[Stated problem] Copy out every line containing the word "ylabel".

[Extracts from a graphics dataset]
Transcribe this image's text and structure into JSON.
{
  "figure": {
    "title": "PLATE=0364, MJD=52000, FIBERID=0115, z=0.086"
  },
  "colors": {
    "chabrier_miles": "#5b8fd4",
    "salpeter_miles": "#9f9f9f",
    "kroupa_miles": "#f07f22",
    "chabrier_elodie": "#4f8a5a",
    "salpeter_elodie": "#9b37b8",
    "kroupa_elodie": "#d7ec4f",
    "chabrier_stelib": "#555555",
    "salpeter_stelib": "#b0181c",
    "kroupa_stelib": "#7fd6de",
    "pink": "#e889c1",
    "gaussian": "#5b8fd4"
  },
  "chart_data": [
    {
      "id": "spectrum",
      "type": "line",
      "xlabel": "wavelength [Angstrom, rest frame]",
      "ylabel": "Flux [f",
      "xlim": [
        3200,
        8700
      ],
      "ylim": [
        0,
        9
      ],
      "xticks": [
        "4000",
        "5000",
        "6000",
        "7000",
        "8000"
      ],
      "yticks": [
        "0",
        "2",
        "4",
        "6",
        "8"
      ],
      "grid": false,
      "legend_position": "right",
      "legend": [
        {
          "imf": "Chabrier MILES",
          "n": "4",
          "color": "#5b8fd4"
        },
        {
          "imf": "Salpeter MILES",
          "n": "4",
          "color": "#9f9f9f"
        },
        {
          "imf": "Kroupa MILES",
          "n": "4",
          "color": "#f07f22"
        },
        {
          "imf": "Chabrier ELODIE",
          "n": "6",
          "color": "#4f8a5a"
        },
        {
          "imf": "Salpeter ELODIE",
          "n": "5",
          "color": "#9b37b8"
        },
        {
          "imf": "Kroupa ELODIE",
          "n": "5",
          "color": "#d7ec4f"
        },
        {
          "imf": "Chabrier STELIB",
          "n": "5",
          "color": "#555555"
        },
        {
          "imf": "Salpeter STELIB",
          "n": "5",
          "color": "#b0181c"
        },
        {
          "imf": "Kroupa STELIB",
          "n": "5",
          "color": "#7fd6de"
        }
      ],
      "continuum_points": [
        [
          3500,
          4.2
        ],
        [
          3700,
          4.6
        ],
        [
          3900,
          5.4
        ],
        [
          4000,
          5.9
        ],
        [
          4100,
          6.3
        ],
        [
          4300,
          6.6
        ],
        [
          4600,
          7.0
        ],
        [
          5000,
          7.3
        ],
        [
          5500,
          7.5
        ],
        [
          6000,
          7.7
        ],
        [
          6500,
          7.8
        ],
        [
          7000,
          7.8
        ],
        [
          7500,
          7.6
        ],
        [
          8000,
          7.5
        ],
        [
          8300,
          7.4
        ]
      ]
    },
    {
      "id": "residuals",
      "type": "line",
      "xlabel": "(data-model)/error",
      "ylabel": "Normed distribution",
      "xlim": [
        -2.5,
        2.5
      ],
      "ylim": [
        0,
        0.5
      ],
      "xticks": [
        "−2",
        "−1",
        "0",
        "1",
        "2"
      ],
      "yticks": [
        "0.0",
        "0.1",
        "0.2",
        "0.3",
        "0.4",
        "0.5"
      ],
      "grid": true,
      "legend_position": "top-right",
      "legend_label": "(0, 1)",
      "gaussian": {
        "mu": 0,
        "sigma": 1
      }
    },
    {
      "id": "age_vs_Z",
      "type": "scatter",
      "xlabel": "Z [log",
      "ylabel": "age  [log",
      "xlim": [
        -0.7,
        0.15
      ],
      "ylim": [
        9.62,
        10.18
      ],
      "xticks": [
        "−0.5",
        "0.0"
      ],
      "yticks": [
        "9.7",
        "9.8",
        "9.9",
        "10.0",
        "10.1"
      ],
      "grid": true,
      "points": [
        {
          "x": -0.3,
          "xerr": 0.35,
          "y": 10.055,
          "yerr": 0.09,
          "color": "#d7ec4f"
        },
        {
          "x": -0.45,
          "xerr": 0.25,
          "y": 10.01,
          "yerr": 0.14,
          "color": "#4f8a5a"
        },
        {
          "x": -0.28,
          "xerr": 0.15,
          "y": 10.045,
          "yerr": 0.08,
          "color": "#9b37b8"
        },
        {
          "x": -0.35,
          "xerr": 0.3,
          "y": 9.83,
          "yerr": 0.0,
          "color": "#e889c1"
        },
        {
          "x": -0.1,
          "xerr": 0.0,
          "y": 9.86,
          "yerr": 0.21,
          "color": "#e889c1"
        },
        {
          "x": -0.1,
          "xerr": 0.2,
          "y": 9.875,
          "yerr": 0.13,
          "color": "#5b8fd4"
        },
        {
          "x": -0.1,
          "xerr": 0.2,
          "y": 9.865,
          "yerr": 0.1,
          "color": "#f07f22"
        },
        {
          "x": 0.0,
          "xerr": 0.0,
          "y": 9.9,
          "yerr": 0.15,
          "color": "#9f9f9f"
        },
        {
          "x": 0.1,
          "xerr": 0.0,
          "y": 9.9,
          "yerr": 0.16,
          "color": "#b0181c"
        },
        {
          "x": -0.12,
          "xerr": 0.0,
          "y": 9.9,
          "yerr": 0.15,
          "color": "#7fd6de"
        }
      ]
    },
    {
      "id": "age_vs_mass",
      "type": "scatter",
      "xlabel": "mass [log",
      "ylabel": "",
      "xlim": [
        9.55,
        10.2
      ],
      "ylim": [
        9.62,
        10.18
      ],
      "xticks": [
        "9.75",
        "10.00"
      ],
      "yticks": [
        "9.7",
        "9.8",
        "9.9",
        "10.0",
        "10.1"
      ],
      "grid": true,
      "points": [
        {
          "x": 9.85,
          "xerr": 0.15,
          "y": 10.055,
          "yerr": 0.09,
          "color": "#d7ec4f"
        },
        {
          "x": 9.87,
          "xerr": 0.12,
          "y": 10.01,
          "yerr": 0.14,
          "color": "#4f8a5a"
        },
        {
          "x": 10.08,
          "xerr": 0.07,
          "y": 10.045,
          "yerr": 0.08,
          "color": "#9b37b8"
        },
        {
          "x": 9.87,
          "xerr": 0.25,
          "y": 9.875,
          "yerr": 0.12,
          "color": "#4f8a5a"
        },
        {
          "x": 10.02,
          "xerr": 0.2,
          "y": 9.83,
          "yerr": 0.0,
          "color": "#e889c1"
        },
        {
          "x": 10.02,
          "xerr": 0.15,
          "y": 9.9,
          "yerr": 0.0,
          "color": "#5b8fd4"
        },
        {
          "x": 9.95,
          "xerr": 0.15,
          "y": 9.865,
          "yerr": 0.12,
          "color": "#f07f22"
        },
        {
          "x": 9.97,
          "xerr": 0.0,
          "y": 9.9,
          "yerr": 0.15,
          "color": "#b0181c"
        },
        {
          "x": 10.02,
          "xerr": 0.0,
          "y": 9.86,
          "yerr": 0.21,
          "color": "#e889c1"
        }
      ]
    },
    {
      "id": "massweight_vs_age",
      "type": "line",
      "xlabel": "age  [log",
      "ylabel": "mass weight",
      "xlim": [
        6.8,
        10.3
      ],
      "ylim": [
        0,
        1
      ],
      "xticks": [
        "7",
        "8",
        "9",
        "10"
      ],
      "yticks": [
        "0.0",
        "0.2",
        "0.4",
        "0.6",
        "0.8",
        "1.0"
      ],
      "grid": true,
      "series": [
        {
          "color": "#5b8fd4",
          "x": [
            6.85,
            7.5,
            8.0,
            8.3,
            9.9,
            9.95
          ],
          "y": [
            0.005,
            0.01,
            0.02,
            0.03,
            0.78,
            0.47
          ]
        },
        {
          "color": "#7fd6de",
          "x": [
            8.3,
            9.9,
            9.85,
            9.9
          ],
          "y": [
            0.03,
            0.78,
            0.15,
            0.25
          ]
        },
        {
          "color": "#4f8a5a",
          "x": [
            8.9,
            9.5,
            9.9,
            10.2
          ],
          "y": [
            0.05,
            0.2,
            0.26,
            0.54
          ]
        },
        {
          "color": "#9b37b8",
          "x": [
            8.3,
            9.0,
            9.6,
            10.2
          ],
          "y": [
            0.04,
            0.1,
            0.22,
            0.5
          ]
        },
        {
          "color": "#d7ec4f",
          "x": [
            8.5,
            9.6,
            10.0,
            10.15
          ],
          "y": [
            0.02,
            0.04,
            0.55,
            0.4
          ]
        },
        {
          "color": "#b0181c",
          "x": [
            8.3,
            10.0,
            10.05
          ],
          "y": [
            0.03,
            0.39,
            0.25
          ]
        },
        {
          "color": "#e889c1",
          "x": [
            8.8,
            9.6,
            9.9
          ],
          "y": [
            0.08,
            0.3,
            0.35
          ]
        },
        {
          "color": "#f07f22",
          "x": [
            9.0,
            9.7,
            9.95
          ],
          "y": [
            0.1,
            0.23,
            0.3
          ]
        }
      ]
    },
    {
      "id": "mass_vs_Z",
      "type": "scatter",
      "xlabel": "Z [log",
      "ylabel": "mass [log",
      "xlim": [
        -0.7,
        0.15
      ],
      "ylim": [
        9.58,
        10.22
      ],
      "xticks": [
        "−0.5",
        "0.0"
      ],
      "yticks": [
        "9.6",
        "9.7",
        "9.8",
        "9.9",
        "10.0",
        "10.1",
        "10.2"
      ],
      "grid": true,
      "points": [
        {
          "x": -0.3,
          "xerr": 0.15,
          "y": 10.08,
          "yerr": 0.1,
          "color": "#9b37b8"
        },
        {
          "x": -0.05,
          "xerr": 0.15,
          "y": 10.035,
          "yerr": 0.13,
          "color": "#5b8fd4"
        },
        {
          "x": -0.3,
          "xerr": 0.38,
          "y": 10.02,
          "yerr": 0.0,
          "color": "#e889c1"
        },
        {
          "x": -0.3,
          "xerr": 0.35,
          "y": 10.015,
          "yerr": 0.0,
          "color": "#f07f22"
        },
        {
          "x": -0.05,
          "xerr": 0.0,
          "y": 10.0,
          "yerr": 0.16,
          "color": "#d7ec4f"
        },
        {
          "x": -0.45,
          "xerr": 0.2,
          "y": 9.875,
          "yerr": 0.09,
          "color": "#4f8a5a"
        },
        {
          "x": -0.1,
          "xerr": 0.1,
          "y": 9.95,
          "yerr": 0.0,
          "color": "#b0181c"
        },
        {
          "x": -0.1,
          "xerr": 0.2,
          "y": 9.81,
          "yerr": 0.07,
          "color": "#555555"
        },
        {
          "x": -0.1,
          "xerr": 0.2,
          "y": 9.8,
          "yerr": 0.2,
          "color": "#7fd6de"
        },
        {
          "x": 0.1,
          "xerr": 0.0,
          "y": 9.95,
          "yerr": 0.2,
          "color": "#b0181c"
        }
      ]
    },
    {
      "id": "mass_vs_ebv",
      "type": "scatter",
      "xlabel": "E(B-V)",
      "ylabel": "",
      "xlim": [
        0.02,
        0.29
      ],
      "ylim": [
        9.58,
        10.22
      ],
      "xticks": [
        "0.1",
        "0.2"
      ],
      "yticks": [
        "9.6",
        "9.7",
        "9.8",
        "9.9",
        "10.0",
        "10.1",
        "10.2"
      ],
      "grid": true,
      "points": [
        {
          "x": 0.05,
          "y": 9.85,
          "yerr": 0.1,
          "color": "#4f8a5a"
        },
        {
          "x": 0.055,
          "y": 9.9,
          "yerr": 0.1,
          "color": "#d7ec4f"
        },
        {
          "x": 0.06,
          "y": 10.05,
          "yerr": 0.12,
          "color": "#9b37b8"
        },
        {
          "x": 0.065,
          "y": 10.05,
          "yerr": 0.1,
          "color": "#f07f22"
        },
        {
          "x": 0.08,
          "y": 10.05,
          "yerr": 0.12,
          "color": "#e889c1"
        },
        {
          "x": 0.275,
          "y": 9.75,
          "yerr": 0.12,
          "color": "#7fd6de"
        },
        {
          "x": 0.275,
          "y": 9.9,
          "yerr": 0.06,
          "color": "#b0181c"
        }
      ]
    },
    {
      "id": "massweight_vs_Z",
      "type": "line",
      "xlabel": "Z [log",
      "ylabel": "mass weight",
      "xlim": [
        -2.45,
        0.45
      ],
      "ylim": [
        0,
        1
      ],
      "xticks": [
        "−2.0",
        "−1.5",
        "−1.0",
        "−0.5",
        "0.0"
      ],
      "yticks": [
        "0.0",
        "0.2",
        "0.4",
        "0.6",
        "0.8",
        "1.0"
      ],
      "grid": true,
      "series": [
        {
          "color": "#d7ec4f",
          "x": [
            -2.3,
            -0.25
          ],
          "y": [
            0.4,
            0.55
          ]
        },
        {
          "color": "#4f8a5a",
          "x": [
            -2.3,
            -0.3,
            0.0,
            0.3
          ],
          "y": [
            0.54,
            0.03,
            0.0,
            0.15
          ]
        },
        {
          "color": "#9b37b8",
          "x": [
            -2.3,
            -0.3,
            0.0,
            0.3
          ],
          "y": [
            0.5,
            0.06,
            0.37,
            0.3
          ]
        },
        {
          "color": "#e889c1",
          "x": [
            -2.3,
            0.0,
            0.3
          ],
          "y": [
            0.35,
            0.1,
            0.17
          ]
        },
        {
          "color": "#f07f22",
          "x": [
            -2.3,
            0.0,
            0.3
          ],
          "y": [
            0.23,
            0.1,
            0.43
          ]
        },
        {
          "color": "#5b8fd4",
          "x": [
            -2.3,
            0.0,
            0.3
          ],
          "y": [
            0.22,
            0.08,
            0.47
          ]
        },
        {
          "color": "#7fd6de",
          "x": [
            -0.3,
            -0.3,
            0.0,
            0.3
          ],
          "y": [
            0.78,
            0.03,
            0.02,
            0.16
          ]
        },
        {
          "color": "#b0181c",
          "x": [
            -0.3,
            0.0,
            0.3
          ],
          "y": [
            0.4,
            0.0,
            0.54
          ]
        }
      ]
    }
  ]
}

[Correct output]
      "ylabel": "Flux [f",
      "ylabel": "Normed distribution",
      "ylabel": "age  [log",
      "ylabel": "",
      "ylabel": "mass weight",
      "ylabel": "mass [log",
      "ylabel": "",
      "ylabel": "mass weight",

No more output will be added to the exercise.